→ **Exercise description**
Transcribe all of the records precisely as they are presented.

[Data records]
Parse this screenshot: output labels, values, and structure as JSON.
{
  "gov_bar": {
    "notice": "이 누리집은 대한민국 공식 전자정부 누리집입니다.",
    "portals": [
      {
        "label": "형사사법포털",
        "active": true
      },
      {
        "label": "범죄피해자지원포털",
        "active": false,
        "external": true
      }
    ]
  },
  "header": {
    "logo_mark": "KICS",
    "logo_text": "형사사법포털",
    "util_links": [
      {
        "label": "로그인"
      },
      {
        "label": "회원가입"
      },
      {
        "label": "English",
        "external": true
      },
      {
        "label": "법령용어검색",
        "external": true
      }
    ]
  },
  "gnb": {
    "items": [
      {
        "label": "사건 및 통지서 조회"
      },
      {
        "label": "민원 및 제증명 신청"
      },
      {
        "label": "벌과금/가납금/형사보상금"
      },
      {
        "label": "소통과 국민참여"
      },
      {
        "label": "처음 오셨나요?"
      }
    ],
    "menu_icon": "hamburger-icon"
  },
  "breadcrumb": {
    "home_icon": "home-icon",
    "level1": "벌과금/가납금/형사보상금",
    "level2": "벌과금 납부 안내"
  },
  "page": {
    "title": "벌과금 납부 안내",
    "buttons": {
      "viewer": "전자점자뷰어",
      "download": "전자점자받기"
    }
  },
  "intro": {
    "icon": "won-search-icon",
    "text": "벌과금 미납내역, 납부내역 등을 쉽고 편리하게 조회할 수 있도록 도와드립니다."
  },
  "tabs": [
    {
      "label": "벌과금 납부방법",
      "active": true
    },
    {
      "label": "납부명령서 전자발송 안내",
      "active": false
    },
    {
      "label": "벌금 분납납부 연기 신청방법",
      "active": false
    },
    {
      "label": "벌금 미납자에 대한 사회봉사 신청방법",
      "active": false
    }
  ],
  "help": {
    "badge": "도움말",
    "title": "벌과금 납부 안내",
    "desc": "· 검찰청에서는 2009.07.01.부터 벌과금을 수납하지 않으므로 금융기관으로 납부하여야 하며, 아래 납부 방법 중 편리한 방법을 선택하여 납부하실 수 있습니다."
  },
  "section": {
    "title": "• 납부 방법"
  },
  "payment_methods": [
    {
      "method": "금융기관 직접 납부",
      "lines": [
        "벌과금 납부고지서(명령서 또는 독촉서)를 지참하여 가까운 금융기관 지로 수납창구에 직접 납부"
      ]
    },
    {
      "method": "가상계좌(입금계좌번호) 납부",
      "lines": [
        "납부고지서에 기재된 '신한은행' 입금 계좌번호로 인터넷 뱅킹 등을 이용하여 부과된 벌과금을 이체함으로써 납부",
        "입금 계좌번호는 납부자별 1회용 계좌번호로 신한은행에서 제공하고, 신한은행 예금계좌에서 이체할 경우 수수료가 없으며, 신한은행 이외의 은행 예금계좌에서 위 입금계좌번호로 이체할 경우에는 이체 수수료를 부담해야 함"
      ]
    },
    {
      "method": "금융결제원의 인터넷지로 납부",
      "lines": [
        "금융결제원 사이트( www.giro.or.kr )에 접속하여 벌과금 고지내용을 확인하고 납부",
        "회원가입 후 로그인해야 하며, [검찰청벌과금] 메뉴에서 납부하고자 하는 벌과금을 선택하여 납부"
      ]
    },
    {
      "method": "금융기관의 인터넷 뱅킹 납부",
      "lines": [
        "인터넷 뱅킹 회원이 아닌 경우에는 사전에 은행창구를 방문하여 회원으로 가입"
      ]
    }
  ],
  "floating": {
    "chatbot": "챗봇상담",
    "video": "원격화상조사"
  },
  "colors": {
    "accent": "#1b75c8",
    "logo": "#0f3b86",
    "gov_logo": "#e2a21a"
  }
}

→ **Answer to the task**
Parse this screenshot: output labels, values, and structure as JSON.
{
  "gov_bar": {
    "notice": "이 누리집은 대한민국 공식 전자정부 누리집입니다.",
    "portals": [
      {
        "label": "형사사법포털",
        "active": true
      },
      {
        "label": "범죄피해자지원포털",
        "active": false,
        "external": true
      }
    ]
  },
  "header": {
    "logo_mark": "KICS",
    "logo_text": "형사사법포털",
    "util_links": [
      {
        "label": "로그인"
      },
      {
        "label": "회원가입"
      },
      {
        "label": "English",
        "external": true
      },
      {
        "label": "법령용어검색",
        "external": true
      }
    ]
  },
  "gnb": {
    "items": [
      {
        "label": "사건 및 통지서 조회"
      },
      {
        "label": "민원 및 제증명 신청"
      },
      {
        "label": "벌과금/가납금/형사보상금"
      },
      {
        "label": "소통과 국민참여"
      },
      {
        "label": "처음 오셨나요?"
      }
    ],
    "menu_icon": "hamburger-icon"
  },
  "breadcrumb": {
    "home_icon": "home-icon",
    "level1": "벌과금/가납금/형사보상금",
    "level2": "벌과금 납부 안내"
  },
  "page": {
    "title": "벌과금 납부 안내",
    "buttons": {
      "viewer": "전자점자뷰어",
      "download": "전자점자받기"
    }
  },
  "intro": {
    "icon": "won-search-icon",
    "text": "벌과금 미납내역, 납부내역 등을 쉽고 편리하게 조회할 수 있도록 도와드립니다."
  },
  "tabs": [
    {
      "label": "벌과금 납부방법",
      "active": true
    },
    {
      "label": "납부명령서 전자발송 안내",
      "active": false
    },
    {
      "label": "벌금 분납납부 연기 신청방법",
      "active": false
    },
    {
      "label": "벌금 미납자에 대한 사회봉사 신청방법",
      "active": false
    }
  ],
  "help": {
    "badge": "도움말",
    "title": "벌과금 납부 안내",
    "desc": "· 검찰청에서는 2009.07.01.부터 벌과금을 수납하지 않으므로 금융기관으로 납부하여야 하며, 아래 납부 방법 중 편리한 방법을 선택하여 납부하실 수 있습니다."
  },
  "section": {
    "title": "• 납부 방법"
  },
  "payment_methods": [
    {
      "method": "금융기관 직접 납부",
      "lines": [
        "벌과금 납부고지서(명령서 또는 독촉서)를 지참하여 가까운 금융기관 지로 수납창구에 직접 납부"
      ]
    },
    {
      "method": "가상계좌(입금계좌번호) 납부",
      "lines": [
        "납부고지서에 기재된 '신한은행' 입금 계좌번호로 인터넷 뱅킹 등을 이용하여 부과된 벌과금을 이체함으로써 납부",
        "입금 계좌번호는 납부자별 1회용 계좌번호로 신한은행에서 제공하고, 신한은행 예금계좌에서 이체할 경우 수수료가 없으며, 신한은행 이외의 은행 예금계좌에서 위 입금계좌번호로 이체할 경우에는 이체 수수료를 부담해야 함"
      ]
    },
    {
      "method": "금융결제원의 인터넷지로 납부",
      "lines": [
        "금융결제원 사이트( www.giro.or.kr )에 접속하여 벌과금 고지내용을 확인하고 납부",
        "회원가입 후 로그인해야 하며, [검찰청벌과금] 메뉴에서 납부하고자 하는 벌과금을 선택하여 납부"
      ]
    },
    {
      "method": "금융기관의 인터넷 뱅킹 납부",
      "lines": [
        "인터넷 뱅킹 회원이 아닌 경우에는 사전에 은행창구를 방문하여 회원으로 가입"
      ]
    }
  ],
  "floating": {
    "chatbot": "챗봇상담",
    "video": "원격화상조사"
  },
  "colors": {
    "accent": "#1b75c8",
    "logo": "#0f3b86",
    "gov_logo": "#e2a21a"
  }
}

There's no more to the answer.